== SUPPLIED RECORDS

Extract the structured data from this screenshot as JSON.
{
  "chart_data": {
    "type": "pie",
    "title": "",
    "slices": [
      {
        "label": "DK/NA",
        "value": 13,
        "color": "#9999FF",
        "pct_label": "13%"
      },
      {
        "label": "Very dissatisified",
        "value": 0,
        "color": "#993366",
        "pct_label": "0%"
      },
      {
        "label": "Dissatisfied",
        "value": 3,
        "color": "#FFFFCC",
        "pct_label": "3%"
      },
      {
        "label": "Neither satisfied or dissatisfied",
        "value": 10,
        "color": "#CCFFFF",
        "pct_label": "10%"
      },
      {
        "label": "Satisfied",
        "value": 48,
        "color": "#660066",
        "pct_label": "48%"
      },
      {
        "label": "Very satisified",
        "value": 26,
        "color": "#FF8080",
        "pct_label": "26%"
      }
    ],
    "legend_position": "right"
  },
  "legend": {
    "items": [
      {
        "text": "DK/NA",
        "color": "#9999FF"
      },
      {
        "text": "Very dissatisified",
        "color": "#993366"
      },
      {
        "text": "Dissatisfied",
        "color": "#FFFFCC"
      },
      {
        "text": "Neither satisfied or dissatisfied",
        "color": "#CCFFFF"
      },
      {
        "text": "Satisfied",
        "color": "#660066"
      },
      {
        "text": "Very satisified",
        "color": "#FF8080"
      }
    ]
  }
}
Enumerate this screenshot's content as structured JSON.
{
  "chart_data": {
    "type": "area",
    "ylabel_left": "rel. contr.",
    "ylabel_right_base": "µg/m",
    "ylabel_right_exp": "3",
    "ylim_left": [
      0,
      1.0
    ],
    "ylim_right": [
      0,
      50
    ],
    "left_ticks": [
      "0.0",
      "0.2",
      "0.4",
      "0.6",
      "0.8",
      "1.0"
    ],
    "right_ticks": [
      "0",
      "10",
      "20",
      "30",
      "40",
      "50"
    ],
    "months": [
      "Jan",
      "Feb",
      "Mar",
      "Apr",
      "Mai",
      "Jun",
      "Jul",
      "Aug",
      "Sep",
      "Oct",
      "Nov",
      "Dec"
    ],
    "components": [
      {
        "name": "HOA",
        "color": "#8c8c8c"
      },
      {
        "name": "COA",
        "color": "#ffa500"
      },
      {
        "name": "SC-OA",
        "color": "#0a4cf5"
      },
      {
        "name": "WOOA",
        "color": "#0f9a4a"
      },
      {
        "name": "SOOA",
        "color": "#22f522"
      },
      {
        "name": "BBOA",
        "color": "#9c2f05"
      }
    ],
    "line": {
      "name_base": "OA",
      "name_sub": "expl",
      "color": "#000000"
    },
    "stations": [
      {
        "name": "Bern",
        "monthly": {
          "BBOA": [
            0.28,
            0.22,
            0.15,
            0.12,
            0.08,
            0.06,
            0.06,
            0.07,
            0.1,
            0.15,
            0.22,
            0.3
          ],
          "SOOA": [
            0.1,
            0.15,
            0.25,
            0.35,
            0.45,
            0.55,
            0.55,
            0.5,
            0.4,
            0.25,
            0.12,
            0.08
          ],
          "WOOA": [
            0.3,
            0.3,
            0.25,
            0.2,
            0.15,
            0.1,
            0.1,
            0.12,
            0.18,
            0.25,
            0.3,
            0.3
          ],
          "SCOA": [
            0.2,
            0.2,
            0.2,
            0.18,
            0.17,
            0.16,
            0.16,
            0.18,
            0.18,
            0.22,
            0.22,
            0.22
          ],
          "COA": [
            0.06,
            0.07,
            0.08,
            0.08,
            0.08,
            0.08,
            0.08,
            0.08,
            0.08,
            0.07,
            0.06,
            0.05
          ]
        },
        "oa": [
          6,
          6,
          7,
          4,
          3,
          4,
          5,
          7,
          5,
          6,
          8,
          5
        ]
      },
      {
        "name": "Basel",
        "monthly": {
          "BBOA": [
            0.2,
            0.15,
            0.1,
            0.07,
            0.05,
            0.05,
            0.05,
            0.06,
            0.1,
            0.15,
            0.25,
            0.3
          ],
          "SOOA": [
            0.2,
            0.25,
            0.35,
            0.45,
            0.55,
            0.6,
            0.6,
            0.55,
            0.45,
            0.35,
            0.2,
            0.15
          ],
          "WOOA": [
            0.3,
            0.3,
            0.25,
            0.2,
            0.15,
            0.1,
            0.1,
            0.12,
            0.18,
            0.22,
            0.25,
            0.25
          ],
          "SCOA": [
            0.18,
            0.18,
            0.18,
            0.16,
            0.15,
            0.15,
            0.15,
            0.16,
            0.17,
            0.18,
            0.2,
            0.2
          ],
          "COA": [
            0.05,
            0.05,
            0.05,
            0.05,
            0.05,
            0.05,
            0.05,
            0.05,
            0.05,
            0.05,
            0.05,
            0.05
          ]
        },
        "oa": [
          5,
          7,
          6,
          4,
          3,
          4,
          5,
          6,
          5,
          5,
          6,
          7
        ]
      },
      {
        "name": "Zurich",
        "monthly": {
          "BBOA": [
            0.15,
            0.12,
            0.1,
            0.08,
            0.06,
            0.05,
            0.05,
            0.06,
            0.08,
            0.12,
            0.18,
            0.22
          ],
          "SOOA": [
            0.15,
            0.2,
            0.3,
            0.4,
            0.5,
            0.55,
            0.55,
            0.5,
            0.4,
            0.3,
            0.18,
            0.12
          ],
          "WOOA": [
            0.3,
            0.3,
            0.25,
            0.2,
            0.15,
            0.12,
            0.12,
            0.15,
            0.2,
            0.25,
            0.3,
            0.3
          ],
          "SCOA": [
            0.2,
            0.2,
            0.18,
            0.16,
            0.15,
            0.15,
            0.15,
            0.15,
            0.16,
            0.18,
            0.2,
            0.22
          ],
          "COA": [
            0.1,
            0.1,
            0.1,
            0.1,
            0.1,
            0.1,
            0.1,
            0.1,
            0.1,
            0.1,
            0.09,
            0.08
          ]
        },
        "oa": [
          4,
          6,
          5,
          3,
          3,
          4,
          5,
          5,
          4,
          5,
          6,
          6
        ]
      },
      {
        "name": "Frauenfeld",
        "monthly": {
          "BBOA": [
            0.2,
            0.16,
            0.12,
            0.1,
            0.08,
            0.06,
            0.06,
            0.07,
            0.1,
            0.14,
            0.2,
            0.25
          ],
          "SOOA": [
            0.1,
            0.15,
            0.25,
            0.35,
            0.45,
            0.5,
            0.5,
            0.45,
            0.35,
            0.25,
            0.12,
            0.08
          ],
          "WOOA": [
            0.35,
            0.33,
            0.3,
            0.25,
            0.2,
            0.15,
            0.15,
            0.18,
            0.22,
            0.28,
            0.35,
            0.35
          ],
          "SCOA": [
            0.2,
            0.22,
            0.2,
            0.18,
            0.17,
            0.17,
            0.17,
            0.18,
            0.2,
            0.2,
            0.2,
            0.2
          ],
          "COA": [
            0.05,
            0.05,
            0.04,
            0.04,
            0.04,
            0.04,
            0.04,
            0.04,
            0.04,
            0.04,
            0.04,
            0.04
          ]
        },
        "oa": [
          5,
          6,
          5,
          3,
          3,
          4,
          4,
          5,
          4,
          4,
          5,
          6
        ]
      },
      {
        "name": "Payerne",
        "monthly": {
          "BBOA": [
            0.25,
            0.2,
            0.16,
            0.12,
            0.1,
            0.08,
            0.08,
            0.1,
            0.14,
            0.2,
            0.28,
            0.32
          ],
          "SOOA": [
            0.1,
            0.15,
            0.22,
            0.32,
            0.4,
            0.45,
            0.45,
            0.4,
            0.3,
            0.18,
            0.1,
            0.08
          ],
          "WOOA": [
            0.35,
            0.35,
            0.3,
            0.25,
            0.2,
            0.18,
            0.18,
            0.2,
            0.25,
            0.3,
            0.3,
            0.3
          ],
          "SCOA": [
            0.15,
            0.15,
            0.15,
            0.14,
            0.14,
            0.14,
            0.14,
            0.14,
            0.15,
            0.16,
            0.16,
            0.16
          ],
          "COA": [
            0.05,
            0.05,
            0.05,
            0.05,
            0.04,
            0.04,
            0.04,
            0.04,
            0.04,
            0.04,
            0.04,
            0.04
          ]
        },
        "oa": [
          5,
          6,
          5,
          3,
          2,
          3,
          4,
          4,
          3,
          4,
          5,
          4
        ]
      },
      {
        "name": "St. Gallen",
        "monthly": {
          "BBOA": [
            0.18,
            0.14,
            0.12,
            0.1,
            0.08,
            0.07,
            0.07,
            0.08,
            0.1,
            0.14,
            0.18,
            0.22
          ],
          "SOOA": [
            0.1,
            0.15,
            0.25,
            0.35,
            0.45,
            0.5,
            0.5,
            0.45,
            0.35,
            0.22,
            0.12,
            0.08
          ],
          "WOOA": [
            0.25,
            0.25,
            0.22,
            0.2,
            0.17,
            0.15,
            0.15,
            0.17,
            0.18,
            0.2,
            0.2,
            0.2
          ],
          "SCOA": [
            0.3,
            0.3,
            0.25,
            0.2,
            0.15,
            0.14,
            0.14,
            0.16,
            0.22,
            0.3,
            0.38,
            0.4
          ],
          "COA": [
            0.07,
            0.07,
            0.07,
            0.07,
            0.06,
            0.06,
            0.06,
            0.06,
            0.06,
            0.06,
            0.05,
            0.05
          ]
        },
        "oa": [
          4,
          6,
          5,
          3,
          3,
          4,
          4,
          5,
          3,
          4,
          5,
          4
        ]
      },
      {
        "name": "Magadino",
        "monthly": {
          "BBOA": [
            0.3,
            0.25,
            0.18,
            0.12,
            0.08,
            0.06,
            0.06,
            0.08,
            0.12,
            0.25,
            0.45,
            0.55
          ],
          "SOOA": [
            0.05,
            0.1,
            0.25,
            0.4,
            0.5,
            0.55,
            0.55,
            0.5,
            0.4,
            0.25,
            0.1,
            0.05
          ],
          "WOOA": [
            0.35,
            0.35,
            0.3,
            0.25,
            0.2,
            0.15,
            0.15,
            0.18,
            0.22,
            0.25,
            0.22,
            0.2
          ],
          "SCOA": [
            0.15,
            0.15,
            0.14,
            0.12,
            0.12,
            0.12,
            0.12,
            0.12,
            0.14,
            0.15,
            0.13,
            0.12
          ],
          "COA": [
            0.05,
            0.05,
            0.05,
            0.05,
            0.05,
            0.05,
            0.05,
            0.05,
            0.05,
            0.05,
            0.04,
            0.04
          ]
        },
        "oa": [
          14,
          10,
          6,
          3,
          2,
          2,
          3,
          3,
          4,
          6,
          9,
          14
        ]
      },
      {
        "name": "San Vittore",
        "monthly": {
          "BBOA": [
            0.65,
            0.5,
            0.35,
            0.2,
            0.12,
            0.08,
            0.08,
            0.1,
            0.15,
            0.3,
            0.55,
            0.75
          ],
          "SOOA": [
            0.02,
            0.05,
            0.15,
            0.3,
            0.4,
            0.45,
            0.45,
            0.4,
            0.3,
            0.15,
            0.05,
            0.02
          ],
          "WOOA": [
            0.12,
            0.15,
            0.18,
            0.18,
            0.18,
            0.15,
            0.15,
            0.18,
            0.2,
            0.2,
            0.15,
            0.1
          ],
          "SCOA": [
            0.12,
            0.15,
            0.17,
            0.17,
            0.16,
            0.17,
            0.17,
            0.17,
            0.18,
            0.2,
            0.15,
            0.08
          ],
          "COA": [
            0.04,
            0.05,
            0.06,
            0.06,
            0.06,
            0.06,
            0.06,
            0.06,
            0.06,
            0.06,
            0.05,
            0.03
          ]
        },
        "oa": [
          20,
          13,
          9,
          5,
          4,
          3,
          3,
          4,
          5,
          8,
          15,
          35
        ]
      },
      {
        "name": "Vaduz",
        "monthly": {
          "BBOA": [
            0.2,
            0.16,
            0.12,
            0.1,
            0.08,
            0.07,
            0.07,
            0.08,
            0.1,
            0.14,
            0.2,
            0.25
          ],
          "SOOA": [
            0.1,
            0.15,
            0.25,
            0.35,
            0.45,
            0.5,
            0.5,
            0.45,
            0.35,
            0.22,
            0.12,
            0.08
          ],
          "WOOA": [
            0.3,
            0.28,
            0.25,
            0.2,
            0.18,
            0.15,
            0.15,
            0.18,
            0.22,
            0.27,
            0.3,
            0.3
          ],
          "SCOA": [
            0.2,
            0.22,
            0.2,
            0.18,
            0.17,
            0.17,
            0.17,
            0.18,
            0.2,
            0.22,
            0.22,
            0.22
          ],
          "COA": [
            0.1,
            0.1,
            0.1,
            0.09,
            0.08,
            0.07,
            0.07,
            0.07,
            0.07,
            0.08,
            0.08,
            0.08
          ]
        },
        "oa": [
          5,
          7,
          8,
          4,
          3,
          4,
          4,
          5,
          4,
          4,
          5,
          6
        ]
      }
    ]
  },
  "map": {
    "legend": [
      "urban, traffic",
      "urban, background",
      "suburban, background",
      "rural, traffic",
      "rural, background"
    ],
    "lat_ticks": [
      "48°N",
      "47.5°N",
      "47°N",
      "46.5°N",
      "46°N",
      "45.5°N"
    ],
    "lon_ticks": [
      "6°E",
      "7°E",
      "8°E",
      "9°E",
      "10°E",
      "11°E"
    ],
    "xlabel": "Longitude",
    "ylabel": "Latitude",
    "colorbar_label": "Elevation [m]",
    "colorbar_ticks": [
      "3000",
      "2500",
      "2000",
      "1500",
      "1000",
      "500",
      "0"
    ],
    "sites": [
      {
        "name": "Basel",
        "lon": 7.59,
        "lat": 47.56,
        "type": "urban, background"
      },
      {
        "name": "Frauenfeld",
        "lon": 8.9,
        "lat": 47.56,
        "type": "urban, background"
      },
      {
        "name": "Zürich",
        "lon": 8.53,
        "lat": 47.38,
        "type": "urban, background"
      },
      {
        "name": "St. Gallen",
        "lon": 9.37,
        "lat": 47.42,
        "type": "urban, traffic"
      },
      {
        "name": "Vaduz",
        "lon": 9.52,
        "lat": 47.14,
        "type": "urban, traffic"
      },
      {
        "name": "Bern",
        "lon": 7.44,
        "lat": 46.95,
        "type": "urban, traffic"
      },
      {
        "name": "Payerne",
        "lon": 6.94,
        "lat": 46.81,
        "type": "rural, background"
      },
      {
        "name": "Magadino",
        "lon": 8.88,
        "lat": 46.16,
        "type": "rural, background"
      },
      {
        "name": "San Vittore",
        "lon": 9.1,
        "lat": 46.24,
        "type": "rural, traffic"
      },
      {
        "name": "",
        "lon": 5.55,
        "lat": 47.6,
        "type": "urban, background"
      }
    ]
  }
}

====

DO THIS =>
Collect the lines of the records that include the string "rural".

RESPONSE TO THIS TASK =>
      "rural, traffic",
      "rural, background"
        "type": "rural, background"
        "type": "rural, background"
        "type": "rural, traffic"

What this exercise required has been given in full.